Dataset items
/---
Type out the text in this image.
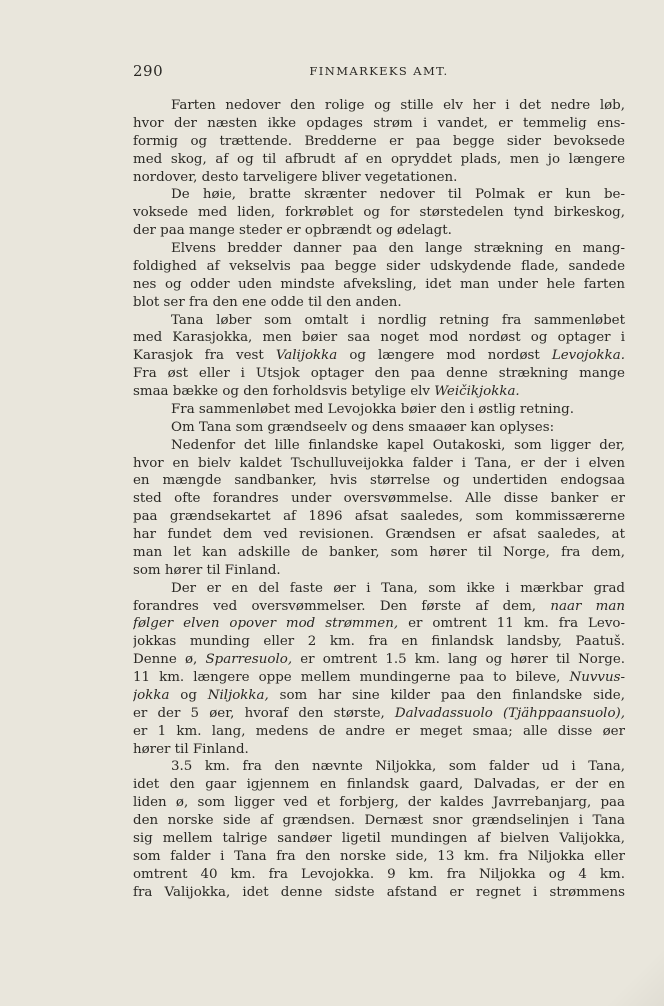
290	FINMARKEKS AMT.
Farten nedover den rolige og stille elv her i det nedre løb,
hvor der næsten ikke opdages strøm i vandet, er temmelig ens-
formig og trættende. Bredderne er paa begge sider bevoksede
med skog, af og til afbrudt af en opryddet plads, men jo længere
nordover, desto tarveligere bliver vegetationen.
De høie, bratte skrænter nedover til Polmak er kun be-
voksede med liden, forkrøblet og for størstedelen tynd birkeskog,
der paa mange steder er opbrændt og ødelagt.
Elvens bredder danner paa den lange strækning en mang-
foldighed af vekselvis paa begge sider udskydende flade, sandede
nes og odder uden mindste afveksling, idet man under hele farten
blot ser fra den ene odde til den anden.
Tana løber som omtalt i nordlig retning fra sammenløbet
med Karasjokka, men bøier saa noget mod nordøst og optager i
Karasjok fra vest Valijokka og længere mod nordøst Levojokka.
Fra øst eller i Utsjok optager den paa denne strækning mange
smaa bække og den forholdsvis betylige elv Weičikjokka.
Fra sammenløbet med Levojokka bøier den i østlig retning.
Om Tana som grændseelv og dens smaaøer kan oplyses:
Nedenfor det lille finlandske kapel Outakoski, som ligger der,
hvor en bielv kaldet Tschulluveijokka falder i Tana, er der i elven
en mængde sandbanker, hvis størrelse og undertiden endogsaa
sted ofte forandres under oversvømmelse. Alle disse banker er
paa grændsekartet af 1896 afsat saaledes, som kommissærerne
har fundet dem ved revisionen. Grændsen er afsat saaledes, at
man let kan adskille de banker, som hører til Norge, fra dem,
som hører til Finland.
Der er en del faste øer i Tana, som ikke i mærkbar grad
forandres ved oversvømmelser. Den første af dem, naar man
følger elven opover mod strømmen, er omtrent 11 km. fra Levo-
jokkas munding eller 2 km. fra en finlandsk landsby, Paatuš.
Denne ø, Sparresuolo, er omtrent 1.5 km. lang og hører til Norge.
11 km. længere oppe mellem mundingerne paa to bilevе, Nuvvus-
jokka og Niljokka, som har sine kilder paa den finlandske side,
er der 5 øer, hvoraf den største, Dalvadassuolo (Tjähppaansuolo),
er 1 km. lang, medens de andre er meget smaa; alle disse øer
hører til Finland.
3.5 km. fra den nævnte Niljokka, som falder ud i Tana,
idet den gaar igjennem en finlandsk gaard, Dalvadas, er der en
liden ø, som ligger ved et forbjerg, der kaldes Javrrebanjarg, paa
den norske side af grændsen. Dernæst snor grændselinjen i Tana
sig mellem talrige sandøer ligetil mundingen af bielven Valijokka,
som falder i Tana fra den norske side, 13 km. fra Niljokka eller
omtrent 40 km. fra Levojokka. 9 km. fra Niljokka og 4 km.
fra Valijokka, idet denne sidste afstand er regnet i strømmens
\---
> **WHAT THIS TASK INVOLVES**: Nothing but the pictures may be dropped; output the records above exactly.

> **WRITTEN REPLY**:
Type out the text in this image.
290	FINMARKEKS AMT.
Farten nedover den rolige og stille elv her i det nedre løb,
hvor der næsten ikke opdages strøm i vandet, er temmelig ens-
formig og trættende. Bredderne er paa begge sider bevoksede
med skog, af og til afbrudt af en opryddet plads, men jo længere
nordover, desto tarveligere bliver vegetationen.
De høie, bratte skrænter nedover til Polmak er kun be-
voksede med liden, forkrøblet og for størstedelen tynd birkeskog,
der paa mange steder er opbrændt og ødelagt.
Elvens bredder danner paa den lange strækning en mang-
foldighed af vekselvis paa begge sider udskydende flade, sandede
nes og odder uden mindste afveksling, idet man under hele farten
blot ser fra den ene odde til den anden.
Tana løber som omtalt i nordlig retning fra sammenløbet
med Karasjokka, men bøier saa noget mod nordøst og optager i
Karasjok fra vest Valijokka og længere mod nordøst Levojokka.
Fra øst eller i Utsjok optager den paa denne strækning mange
smaa bække og den forholdsvis betylige elv Weičikjokka.
Fra sammenløbet med Levojokka bøier den i østlig retning.
Om Tana som grændseelv og dens smaaøer kan oplyses:
Nedenfor det lille finlandske kapel Outakoski, som ligger der,
hvor en bielv kaldet Tschulluveijokka falder i Tana, er der i elven
en mængde sandbanker, hvis størrelse og undertiden endogsaa
sted ofte forandres under oversvømmelse. Alle disse banker er
paa grændsekartet af 1896 afsat saaledes, som kommissærerne
har fundet dem ved revisionen. Grændsen er afsat saaledes, at
man let kan adskille de banker, som hører til Norge, fra dem,
som hører til Finland.
Der er en del faste øer i Tana, som ikke i mærkbar grad
forandres ved oversvømmelser. Den første af dem, naar man
følger elven opover mod strømmen, er omtrent 11 km. fra Levo-
jokkas munding eller 2 km. fra en finlandsk landsby, Paatuš.
Denne ø, Sparresuolo, er omtrent 1.5 km. lang og hører til Norge.
11 km. længere oppe mellem mundingerne paa to bilevе, Nuvvus-
jokka og Niljokka, som har sine kilder paa den finlandske side,
er der 5 øer, hvoraf den største, Dalvadassuolo (Tjähppaansuolo),
er 1 km. lang, medens de andre er meget smaa; alle disse øer
hører til Finland.
3.5 km. fra den nævnte Niljokka, som falder ud i Tana,
idet den gaar igjennem en finlandsk gaard, Dalvadas, er der en
liden ø, som ligger ved et forbjerg, der kaldes Javrrebanjarg, paa
den norske side af grændsen. Dernæst snor grændselinjen i Tana
sig mellem talrige sandøer ligetil mundingen af bielven Valijokka,
som falder i Tana fra den norske side, 13 km. fra Niljokka eller
omtrent 40 km. fra Levojokka. 9 km. fra Niljokka og 4 km.
fra Valijokka, idet denne sidste afstand er regnet i strømmens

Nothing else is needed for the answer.